Lines that contain "并报设备科备案" are to be counted; give only their number.

[Stored records]
☆ ☆ ☆ ☆ ☆
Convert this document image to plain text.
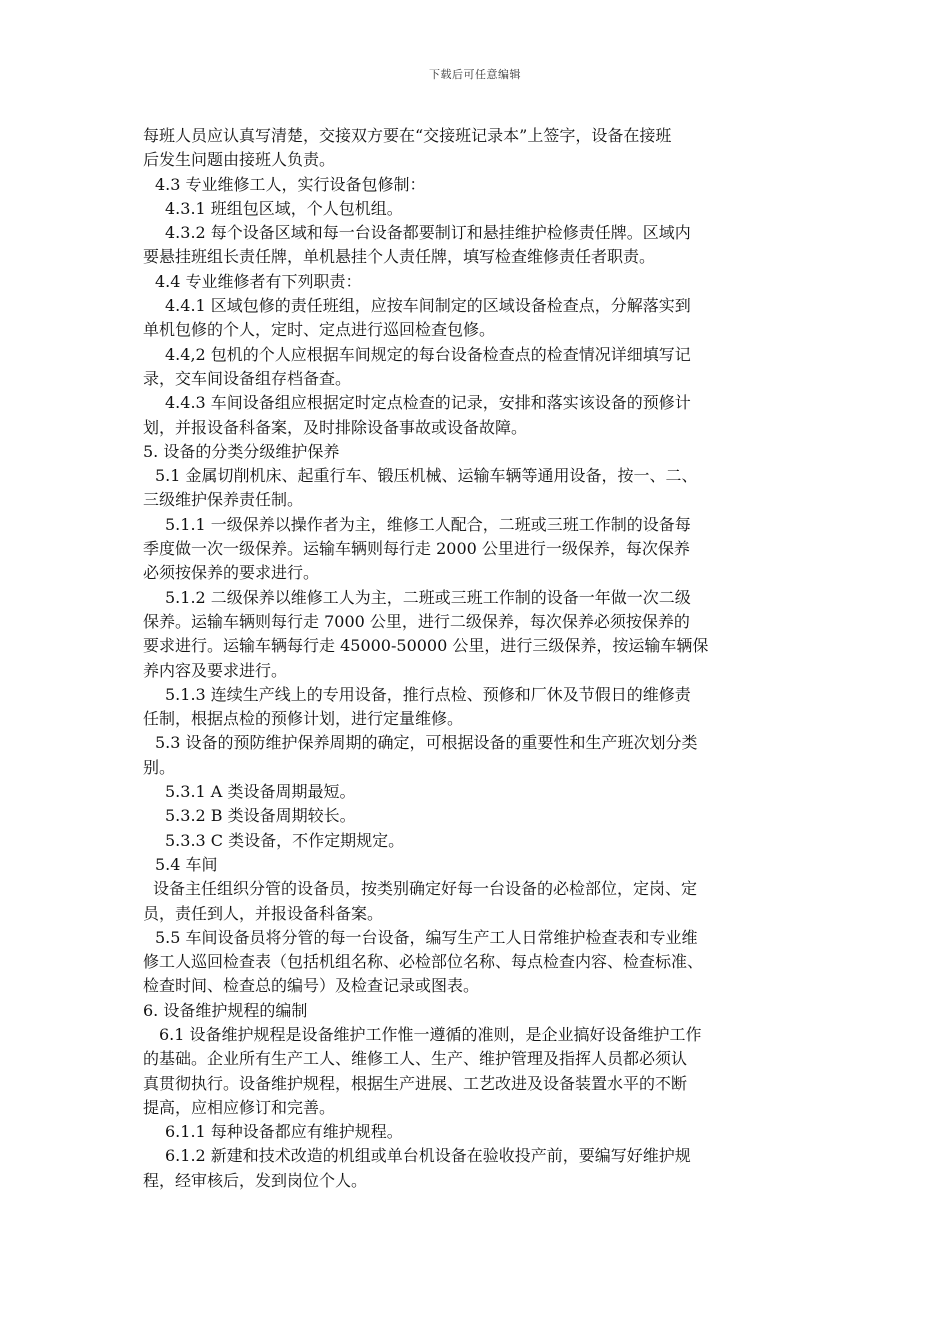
下载后可任意编辑
每班人员应认真写清楚，交接双方要在“交接班记录本”上签字，设备在接班
后发生问题由接班人负责。
4.3 专业维修工人，实行设备包修制：
4.3.1 班组包区域，个人包机组。
4.3.2 每个设备区域和每一台设备都要制订和悬挂维护检修责任牌。区域内
要悬挂班组长责任牌，单机悬挂个人责任牌，填写检查维修责任者职责。
4.4 专业维修者有下列职责：
4.4.1 区域包修的责任班组，应按车间制定的区域设备检查点，分解落实到
单机包修的个人，定时、定点进行巡回检查包修。
4.4,2 包机的个人应根据车间规定的每台设备检查点的检查情况详细填写记
录，交车间设备组存档备查。
4.4.3 车间设备组应根据定时定点检查的记录，安排和落实该设备的预修计
划，并报设备科备案，及时排除设备事故或设备故障。
5. 设备的分类分级维护保养
5.1 金属切削机床、起重行车、锻压机械、运输车辆等通用设备，按一、二、
三级维护保养责任制。
5.1.1 一级保养以操作者为主，维修工人配合，二班或三班工作制的设备每
季度做一次一级保养。运输车辆则每行走 2000 公里进行一级保养，每次保养
必须按保养的要求进行。
5.1.2 二级保养以维修工人为主，二班或三班工作制的设备一年做一次二级
保养。运输车辆则每行走 7000 公里，进行二级保养，每次保养必须按保养的
要求进行。运输车辆每行走 45000-50000 公里，进行三级保养，按运输车辆保
养内容及要求进行。
5.1.3 连续生产线上的专用设备，推行点检、预修和厂休及节假日的维修责
任制，根据点检的预修计划，进行定量维修。
5.3 设备的预防维护保养周期的确定，可根据设备的重要性和生产班次划分类
别。
5.3.1 A 类设备周期最短。
5.3.2 B 类设备周期较长。
5.3.3 C 类设备，不作定期规定。
5.4 车间
设备主任组织分管的设备员，按类别确定好每一台设备的必检部位，定岗、定
员，责任到人，并报设备科备案。
5.5 车间设备员将分管的每一台设备，编写生产工人日常维护检查表和专业维
修工人巡回检查表（包括机组名称、必检部位名称、每点检查内容、检查标准、
检查时间、检查总的编号）及检查记录或图表。
6. 设备维护规程的编制
6.1 设备维护规程是设备维护工作惟一遵循的准则，是企业搞好设备维护工作
的基础。企业所有生产工人、维修工人、生产、维护管理及指挥人员都必须认
真贯彻执行。设备维护规程，根据生产进展、工艺改进及设备装置水平的不断
提高，应相应修订和完善。
6.1.1 每种设备都应有维护规程。
6.1.2 新建和技术改造的机组或单台机设备在验收投产前，要编写好维护规
程，经审核后，发到岗位个人。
☆ ☆ ☆ ☆ ☆
*Finished exercise*
2